▸ **PROBLEM REQUIREMENTS**: State how many lines in the entries below contain "Musų". Write nothing but the number.

## start PROVIDED MATERIAL

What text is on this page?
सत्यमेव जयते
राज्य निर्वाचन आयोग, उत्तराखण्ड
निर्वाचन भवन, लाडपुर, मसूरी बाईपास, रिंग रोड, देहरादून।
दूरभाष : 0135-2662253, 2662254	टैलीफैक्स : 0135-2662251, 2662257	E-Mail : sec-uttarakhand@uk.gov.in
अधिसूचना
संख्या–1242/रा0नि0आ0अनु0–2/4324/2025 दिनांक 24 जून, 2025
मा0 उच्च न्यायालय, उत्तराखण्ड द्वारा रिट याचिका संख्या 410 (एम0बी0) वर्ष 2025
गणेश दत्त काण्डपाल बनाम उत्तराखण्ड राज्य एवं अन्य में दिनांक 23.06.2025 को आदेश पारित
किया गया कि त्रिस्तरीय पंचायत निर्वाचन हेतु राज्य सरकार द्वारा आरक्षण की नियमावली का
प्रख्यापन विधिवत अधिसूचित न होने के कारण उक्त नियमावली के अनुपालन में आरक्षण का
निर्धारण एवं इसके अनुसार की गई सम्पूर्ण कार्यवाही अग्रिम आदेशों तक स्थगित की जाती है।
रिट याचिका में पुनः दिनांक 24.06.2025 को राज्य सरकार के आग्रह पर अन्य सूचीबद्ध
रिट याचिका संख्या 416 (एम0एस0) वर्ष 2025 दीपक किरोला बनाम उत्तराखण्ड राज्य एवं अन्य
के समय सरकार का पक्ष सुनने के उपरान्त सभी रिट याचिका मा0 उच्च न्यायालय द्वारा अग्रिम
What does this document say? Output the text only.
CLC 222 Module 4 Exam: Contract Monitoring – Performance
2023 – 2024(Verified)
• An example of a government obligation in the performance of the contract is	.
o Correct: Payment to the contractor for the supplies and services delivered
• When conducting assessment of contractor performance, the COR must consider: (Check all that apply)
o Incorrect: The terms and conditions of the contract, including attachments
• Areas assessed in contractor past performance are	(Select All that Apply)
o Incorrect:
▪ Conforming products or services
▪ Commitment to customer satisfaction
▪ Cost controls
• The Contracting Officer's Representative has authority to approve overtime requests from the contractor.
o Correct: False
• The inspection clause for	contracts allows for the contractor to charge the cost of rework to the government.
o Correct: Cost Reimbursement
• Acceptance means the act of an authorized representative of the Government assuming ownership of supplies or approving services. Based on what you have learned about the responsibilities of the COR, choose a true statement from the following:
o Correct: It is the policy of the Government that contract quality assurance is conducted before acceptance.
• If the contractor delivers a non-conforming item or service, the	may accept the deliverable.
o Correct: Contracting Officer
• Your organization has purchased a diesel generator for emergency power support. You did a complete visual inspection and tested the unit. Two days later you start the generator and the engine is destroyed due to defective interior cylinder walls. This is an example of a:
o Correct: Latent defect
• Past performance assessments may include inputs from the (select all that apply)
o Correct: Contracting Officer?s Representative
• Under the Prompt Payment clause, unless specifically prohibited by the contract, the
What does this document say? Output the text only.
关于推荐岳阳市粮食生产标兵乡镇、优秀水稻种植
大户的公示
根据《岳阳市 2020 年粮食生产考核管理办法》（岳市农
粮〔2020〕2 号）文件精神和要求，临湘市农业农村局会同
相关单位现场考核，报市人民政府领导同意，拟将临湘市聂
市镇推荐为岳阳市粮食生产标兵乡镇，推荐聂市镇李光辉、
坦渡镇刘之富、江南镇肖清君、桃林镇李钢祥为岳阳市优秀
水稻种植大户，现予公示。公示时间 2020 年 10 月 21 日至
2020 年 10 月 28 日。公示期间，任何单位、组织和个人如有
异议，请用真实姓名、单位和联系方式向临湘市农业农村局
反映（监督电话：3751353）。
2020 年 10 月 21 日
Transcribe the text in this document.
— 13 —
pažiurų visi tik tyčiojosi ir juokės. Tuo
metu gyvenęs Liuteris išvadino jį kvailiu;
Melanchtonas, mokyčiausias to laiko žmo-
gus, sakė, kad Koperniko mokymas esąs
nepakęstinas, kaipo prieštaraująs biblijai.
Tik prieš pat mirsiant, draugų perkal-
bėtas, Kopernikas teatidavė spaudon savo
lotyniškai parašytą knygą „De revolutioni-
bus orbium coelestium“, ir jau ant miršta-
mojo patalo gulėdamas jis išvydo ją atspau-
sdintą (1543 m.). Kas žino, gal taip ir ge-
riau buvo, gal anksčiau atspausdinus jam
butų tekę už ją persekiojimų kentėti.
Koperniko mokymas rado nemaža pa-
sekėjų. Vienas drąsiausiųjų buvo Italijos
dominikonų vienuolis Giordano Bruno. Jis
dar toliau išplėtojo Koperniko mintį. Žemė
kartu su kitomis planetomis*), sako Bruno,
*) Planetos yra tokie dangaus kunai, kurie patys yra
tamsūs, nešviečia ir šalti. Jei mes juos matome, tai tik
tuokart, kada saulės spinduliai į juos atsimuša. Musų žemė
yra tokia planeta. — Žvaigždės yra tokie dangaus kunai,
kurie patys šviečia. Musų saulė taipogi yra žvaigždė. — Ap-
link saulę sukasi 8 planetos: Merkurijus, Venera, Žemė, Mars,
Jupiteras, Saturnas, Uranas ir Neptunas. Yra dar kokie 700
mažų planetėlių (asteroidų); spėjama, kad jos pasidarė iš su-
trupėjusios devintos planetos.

## end PROVIDED MATERIAL

▸ **WRITTEN ANSWER**: 2